I would guess he meant no _current _offerings have an OLED screen, but the AK240 definitely has one. The AK380 was when they dropped the OLED screen.


----------



## misteral201103

@x RELIC x  - Love the quote in your sig. Beautifully stated and absolutely true.


----------



## afreekindazone (Mar 15, 2019)

Vartan said:


> Is there any difference (OLED, AMOLED or IPS LCD) sound wise? or it in the THD?



AFAIK, it's a deal breaker for some people lol


----------



## Bloodborne

What are the odds they'll announce a better offering than the M6?


----------



## misteral201103

If I were putting a wish list together for a DAP, it would be the following:

Double SD Slots - these are getting harder and harder to find...
Neutral/Reference signature with far reaching soundstage in all directions - something to challenge the Opus #2
Smooth and *stable *UI (!!!!!!!!!!!)
4Gb RAM (to enable the above)
SE and Balanced out
10hr battery life
LDAC support on BT
Decent playlist creation on-board
Physical play and skip buttons - I like the X5iii's version of these where a press of skip will go to the next track, but holding it will push the playhead through the track. Or, I DID like this until the latest firmware broke the buttons altogether....

I don't need much more than this, and really it comes down to an overall improvement on the X5iii which I use daily and which (till the latest FW update) I really like. Just itching for that next step up in SQ and wish the UI were a little smoother.
Don't need many bells and whistles, because I run it through an XD-05 anyway.

SO MUCH comes down to the sound quality/signature and for me now, that's largely centered on an expansive stage.
I do have my eye on that Opus #2 but can't justify the expense. If Fiio can rival that at around 3000RMB ($450) I'll be putting money down.


----------



## Palash

misteral201103 said:


> If I were putting a wish list together for a DAP, it would be the following:
> 
> Double SD Slots - these are getting harder and harder to find...
> Neutral/Reference signature with far reaching soundstage in all directions - something to challenge the Opus #2
> ...


Stable UI......


----------



## gLer (Mar 15, 2019)

misteral201103 said:


> SO MUCH comes down to the sound quality/signature and for me now, that's largely centered on an expansive stage.


You’re looking in the wrong place for soundstage. 99% of that is down to your choice of IEMs/headphones. Get yourself a pair of Sony EX1000 or IE800 and you’ll discover what IEM soundstage is about, regardless of which DAP you use.

+ + + +

#### [Exercise prompt]
Please extend the forum thread on digital audio players above, starting right after its final sentence.

+ + + +

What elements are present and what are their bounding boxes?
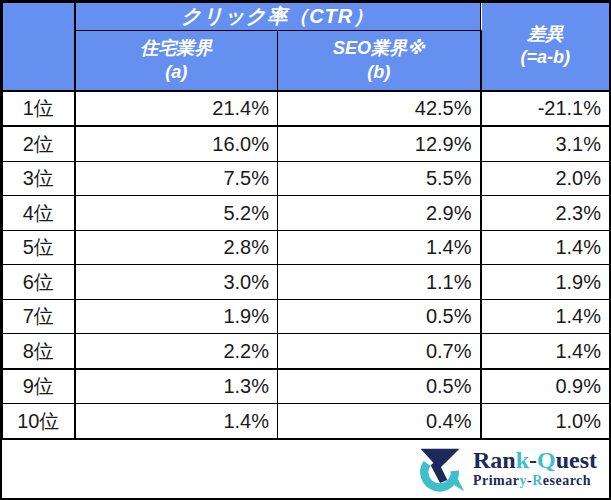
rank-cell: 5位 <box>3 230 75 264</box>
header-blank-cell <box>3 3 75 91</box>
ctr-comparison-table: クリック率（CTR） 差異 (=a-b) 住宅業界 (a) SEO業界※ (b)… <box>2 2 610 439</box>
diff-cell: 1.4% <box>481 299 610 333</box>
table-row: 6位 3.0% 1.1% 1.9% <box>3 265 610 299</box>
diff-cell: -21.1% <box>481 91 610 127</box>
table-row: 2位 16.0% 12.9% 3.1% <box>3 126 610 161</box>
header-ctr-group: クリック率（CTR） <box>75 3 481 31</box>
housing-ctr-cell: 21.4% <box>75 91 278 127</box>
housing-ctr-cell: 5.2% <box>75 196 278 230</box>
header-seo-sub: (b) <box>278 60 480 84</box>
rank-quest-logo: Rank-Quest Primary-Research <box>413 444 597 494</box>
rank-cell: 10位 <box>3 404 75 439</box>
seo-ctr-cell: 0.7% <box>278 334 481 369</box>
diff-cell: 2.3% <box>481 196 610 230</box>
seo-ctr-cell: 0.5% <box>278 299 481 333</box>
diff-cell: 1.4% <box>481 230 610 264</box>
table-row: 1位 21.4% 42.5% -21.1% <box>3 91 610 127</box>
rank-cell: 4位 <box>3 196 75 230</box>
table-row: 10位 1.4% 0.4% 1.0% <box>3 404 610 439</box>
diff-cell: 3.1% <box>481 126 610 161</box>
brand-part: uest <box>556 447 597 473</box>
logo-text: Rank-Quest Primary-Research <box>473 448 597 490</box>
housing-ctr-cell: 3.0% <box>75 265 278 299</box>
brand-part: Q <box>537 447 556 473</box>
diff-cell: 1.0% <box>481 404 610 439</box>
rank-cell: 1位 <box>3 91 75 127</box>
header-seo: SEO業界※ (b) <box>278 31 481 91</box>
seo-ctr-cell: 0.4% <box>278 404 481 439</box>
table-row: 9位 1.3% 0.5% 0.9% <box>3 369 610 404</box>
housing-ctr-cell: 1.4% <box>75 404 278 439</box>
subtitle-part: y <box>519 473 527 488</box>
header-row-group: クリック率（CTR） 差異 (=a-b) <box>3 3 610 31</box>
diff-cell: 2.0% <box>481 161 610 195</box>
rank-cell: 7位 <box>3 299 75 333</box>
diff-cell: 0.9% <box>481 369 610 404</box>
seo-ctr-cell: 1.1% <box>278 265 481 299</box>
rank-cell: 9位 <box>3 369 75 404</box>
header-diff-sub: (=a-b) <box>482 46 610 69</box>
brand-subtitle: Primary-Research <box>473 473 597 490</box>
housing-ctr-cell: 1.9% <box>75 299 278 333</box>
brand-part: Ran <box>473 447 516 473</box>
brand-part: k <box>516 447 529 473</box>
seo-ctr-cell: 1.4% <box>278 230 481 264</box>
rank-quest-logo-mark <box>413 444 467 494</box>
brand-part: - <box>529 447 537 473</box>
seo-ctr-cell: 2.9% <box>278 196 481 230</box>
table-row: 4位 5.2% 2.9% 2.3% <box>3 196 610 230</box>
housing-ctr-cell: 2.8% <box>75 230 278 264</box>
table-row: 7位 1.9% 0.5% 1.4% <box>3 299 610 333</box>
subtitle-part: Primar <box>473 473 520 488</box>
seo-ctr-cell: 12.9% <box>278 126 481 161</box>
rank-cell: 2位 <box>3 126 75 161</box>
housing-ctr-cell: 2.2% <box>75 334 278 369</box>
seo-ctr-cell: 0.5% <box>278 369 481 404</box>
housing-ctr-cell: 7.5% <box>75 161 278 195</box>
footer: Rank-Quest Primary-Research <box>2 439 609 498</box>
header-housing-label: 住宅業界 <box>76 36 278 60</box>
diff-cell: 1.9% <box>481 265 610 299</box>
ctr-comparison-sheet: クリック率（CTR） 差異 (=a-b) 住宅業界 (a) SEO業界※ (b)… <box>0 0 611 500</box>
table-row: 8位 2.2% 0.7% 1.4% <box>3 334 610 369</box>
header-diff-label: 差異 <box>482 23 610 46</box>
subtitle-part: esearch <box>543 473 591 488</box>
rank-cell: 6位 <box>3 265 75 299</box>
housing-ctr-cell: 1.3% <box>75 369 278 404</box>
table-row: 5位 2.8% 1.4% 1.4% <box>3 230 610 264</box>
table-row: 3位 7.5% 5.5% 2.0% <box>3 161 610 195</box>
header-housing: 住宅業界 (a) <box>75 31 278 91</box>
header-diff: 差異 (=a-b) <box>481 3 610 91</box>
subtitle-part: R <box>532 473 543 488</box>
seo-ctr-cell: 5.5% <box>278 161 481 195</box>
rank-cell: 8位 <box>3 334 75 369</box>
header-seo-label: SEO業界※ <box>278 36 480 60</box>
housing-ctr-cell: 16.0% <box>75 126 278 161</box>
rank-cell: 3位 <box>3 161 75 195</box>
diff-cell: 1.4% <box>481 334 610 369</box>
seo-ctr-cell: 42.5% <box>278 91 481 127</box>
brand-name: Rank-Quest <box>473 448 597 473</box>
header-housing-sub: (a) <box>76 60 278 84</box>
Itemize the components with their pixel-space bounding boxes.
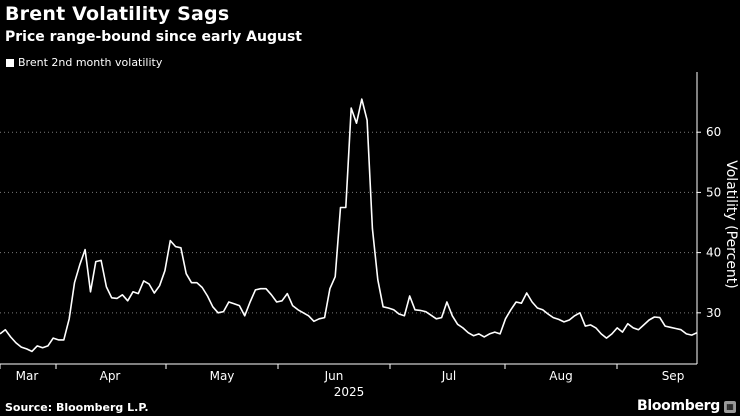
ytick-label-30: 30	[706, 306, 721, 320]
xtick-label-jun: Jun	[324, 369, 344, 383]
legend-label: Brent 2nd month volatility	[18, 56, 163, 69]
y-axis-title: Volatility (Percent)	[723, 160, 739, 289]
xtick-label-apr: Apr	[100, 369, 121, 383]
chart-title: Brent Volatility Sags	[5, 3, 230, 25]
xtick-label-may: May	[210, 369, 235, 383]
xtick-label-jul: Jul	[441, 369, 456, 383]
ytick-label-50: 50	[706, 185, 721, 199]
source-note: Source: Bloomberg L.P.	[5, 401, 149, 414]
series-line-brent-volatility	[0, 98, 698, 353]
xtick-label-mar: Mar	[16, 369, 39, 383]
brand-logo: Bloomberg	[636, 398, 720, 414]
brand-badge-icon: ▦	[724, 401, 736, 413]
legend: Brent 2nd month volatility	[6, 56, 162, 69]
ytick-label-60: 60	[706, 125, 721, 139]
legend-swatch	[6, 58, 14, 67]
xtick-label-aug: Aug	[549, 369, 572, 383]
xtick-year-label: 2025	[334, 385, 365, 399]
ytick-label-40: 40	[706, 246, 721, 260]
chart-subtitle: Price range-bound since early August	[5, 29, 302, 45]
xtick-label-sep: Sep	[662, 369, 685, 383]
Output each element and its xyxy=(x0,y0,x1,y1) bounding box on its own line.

+ + + +

#### [Answer to the problem]
----------



## gLer

Bloodborne said:


> What are the odds they'll announce a better offering than the M6?


They already have, it’s called the M9. They can definitely improve on the M9...question is, at what price?


----------



## Bloodborne

gLer said:


> They already have, it’s called the M9. They can definitely improve on the M9...question is, at what price?


Well, I meant a better value. Say something a bit more expensive than the M6 but better. I guess you can say how the M6 took out the M7 from consideration when it released.


----------



## gLer

Bloodborne said:


> Well, I meant a better value. Say something a bit more expensive than the M6 but better. I guess you can say how the M6 took out the M7 from consideration when it released.


Ah, got you. Well it looks like they’re releasing a small form factor dap, so maybe. The M9 is very good value, just underpowered and therefore functionally very limited. An M9 with more zip and slightly more output power would be my Goldilocks dap.


----------



## misteral201103

gLer said:


> You’re looking in the wrong place for soundstage. 99% of that is down to your choice of IEMs/headphones. Get yourself a pair of Sony EX1000 or IE800 and you’ll discover what IEM soundstage is about, regardless of which DAP you use.



I have the InEar Prophile 8s which has a stunning stage. Also the 'hawks and the Mobius which are each good in their own way.
Still think that source can make a difference (though I agree with you that the transducers are the key ingredient)


----------



## FiiO

*Counting down – 1 day to go

FiiO 2019 Spring Launch Event*

Have you got any clue?


----------



## bumbum

FiiO said:


> *Counting down – 1 day to go
> 
> FiiO 2019 Spring Launch Event*
> 
> Have you got any clue?


Fiio smartphone


----------



## gLer

bumbum said:


> Fiio smartphone


Nah, that’s the BTR5 (balanced Bluetooth dongle). So we have:

BTR5
FH7
Flagship dap
Miniature dap
??
??
??

Tomorrow should be interesting.


----------



## bumbum (Mar 15, 2019)

gLer said:


> Nah, that’s the BTR5 (balanced Bluetooth dongle). So we have:
> 
> BTR5
> FH7
> ...


https://m.facebook.com/story.php?story_fbid=2092104827564242&id=100002942361670&sfnsn=mo
I you want to have a HiFi music player that can answer phone call
so what....


----------



## Battlefier

FiiO said:


> *Counting down – 1 day to go
> 
> FiiO 2019 Spring Launch Event*
> 
> Have you got any clue?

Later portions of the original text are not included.